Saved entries
◇ ◇ ◇ ◇ ◇
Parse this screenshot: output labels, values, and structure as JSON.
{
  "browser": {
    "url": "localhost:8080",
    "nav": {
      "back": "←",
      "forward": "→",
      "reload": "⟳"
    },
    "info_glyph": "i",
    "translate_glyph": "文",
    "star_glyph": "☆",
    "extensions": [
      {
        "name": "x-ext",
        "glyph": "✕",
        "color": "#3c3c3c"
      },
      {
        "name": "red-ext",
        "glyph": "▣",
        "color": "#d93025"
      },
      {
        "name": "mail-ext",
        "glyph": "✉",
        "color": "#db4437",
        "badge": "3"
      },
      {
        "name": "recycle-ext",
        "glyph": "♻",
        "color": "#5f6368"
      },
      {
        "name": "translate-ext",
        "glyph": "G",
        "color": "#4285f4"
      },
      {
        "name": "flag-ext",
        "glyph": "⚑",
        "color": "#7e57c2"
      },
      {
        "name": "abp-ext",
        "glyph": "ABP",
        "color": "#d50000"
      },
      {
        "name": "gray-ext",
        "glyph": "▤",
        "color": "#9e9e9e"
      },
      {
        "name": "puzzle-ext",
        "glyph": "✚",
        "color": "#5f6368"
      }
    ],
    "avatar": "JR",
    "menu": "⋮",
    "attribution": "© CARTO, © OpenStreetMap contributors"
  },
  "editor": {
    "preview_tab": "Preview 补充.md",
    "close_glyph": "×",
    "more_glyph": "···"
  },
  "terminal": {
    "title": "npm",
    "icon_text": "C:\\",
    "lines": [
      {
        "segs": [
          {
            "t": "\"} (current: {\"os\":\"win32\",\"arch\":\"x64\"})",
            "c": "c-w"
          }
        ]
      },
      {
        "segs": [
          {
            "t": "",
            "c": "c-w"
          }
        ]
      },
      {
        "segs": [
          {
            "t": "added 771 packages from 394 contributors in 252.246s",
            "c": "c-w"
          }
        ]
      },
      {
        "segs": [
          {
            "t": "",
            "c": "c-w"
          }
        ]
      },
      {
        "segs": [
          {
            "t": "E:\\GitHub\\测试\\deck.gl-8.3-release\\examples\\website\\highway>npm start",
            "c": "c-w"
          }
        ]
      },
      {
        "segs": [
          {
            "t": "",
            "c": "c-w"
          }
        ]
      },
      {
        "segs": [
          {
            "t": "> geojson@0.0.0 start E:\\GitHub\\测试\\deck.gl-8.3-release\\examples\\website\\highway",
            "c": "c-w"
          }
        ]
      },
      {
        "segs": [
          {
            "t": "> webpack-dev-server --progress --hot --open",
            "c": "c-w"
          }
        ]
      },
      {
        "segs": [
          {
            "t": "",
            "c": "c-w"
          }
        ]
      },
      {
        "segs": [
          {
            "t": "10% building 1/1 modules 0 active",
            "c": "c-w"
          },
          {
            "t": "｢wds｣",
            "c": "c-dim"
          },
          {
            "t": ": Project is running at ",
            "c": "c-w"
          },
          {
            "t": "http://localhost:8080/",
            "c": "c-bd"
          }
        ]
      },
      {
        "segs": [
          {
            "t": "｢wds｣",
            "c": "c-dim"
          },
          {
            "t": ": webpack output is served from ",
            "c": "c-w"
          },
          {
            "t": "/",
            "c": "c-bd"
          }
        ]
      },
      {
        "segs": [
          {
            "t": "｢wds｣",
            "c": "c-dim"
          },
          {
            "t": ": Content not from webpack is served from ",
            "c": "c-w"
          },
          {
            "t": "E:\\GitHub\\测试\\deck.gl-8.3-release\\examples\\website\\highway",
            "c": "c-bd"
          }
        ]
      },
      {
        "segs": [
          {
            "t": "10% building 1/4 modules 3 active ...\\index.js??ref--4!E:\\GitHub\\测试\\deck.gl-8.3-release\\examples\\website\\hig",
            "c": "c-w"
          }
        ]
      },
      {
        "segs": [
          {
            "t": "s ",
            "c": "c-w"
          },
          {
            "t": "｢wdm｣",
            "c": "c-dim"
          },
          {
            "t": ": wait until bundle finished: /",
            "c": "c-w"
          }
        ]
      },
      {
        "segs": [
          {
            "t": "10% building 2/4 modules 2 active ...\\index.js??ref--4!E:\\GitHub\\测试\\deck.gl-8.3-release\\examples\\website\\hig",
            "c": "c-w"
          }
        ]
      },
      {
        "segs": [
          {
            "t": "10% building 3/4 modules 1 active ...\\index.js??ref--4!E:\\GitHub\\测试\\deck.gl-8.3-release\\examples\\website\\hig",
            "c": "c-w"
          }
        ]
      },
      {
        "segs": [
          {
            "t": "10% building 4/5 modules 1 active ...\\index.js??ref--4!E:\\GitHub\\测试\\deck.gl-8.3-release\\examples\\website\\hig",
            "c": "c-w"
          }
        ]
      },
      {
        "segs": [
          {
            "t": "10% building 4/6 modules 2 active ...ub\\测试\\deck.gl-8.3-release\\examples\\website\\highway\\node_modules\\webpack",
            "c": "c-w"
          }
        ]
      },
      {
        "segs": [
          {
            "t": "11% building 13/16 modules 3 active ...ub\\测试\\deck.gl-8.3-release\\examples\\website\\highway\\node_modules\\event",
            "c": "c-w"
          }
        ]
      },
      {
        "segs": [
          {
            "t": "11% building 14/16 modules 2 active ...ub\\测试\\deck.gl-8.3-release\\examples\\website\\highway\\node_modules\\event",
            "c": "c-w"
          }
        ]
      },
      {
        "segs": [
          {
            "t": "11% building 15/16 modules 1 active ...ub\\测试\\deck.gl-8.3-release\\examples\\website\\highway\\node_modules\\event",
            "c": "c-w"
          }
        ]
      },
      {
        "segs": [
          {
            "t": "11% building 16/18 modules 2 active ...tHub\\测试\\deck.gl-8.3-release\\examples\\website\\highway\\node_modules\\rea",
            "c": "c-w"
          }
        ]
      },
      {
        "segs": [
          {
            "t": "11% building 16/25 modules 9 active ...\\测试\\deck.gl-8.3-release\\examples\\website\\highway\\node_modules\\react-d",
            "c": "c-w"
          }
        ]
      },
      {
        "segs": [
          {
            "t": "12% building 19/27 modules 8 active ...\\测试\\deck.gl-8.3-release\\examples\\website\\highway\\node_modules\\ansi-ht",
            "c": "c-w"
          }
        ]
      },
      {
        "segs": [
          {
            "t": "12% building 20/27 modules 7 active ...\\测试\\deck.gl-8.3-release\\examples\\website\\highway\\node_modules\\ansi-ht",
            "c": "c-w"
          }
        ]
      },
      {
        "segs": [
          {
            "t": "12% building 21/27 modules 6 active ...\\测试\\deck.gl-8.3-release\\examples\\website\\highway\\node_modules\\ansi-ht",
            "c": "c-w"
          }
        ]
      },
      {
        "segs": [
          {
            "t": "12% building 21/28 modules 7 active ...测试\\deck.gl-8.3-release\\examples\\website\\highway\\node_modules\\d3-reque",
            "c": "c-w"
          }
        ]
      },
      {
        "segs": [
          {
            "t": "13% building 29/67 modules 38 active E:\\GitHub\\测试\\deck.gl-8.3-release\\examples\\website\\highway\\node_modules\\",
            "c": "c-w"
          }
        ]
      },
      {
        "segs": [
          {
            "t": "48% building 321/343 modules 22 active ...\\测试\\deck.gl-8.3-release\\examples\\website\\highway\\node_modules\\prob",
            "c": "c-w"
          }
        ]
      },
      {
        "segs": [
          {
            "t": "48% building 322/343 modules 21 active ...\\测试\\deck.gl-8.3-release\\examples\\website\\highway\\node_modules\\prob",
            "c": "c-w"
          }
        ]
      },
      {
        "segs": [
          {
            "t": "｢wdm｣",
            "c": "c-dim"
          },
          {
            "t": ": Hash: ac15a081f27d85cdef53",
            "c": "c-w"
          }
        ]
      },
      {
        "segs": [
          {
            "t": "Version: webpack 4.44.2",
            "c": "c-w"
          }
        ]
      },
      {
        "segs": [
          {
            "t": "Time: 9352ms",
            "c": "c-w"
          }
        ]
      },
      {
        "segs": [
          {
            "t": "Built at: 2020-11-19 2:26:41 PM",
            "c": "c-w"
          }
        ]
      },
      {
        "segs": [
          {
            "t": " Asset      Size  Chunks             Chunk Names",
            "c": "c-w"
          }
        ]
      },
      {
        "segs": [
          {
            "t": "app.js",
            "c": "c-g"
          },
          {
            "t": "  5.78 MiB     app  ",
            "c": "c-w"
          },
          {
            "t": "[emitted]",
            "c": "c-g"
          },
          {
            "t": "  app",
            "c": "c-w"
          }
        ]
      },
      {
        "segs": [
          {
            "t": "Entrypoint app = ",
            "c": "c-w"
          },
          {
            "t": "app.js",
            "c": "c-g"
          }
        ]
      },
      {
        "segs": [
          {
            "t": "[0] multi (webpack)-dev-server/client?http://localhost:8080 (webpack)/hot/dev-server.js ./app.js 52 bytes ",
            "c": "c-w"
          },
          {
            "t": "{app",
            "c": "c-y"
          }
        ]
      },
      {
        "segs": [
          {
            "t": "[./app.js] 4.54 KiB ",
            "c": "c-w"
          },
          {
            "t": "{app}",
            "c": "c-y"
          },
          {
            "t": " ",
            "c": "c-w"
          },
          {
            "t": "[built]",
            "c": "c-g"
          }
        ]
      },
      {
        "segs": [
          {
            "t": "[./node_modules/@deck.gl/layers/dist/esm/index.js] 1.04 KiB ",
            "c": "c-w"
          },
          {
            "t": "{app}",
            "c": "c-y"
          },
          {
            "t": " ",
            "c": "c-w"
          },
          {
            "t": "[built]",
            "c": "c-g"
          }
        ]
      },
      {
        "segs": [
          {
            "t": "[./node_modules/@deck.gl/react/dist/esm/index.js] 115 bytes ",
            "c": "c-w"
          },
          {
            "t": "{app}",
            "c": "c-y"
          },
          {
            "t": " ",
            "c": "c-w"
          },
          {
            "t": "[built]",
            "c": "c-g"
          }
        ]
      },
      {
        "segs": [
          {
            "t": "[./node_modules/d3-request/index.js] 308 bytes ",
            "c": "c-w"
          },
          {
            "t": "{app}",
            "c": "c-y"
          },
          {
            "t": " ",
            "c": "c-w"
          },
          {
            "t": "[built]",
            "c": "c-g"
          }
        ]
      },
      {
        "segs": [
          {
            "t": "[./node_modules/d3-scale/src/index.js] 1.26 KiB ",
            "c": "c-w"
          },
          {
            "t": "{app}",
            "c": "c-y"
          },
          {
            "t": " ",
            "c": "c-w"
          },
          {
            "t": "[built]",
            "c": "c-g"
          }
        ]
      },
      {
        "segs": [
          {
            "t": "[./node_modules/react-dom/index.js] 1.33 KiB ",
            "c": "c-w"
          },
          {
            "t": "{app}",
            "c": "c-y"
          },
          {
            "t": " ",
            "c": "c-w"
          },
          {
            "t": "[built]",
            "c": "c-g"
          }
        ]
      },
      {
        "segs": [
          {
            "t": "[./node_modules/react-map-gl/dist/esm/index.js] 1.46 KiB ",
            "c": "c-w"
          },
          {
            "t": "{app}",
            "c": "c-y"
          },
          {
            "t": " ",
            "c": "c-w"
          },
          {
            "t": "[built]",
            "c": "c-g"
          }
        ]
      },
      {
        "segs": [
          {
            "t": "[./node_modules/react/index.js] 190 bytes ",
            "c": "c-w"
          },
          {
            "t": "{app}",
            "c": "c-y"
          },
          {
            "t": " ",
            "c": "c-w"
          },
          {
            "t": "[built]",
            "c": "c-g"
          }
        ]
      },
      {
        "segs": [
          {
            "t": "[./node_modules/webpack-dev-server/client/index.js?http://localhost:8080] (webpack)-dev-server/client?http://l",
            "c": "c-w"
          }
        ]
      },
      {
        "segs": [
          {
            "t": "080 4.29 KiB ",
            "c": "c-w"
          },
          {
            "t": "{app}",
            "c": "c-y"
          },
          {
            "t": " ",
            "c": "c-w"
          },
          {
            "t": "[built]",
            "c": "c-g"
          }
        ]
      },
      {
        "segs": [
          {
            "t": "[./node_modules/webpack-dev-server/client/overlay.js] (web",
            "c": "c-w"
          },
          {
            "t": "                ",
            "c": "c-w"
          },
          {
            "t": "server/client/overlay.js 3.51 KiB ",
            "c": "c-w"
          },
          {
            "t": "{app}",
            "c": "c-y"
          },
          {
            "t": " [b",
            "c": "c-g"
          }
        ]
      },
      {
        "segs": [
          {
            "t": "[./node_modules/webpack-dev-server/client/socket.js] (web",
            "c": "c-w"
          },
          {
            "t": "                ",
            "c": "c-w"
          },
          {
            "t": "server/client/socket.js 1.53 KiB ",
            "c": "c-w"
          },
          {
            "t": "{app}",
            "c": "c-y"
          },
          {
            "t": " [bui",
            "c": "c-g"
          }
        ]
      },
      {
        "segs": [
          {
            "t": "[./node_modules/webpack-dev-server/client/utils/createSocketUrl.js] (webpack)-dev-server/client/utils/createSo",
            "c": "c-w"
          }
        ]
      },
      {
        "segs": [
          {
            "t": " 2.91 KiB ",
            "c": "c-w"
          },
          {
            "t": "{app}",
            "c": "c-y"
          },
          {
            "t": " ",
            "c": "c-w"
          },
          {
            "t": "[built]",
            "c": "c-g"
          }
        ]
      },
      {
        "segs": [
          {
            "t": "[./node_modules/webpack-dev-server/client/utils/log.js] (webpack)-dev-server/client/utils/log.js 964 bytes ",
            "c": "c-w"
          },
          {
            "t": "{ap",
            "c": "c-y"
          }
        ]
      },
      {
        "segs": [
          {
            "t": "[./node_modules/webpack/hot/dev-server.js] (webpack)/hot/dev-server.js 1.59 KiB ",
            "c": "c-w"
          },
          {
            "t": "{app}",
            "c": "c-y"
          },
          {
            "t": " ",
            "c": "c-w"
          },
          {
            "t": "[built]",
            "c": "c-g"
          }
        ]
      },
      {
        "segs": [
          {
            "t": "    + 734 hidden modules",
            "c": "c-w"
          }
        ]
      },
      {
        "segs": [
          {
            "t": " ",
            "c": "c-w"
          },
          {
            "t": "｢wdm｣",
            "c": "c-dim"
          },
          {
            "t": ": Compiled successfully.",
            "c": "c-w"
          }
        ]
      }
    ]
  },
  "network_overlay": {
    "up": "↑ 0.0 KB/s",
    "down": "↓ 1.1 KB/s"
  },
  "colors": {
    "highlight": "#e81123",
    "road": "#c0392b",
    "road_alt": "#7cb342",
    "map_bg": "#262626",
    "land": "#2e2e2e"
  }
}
◇ ◇ ◇ ◇ ◇
What is required >> Using the material above, gather every line that includes "contributors".

The answer >>
    "attribution": "© CARTO, © OpenStreetMap contributors"
            "t": "added 771 packages from 394 contributors in 252.246s",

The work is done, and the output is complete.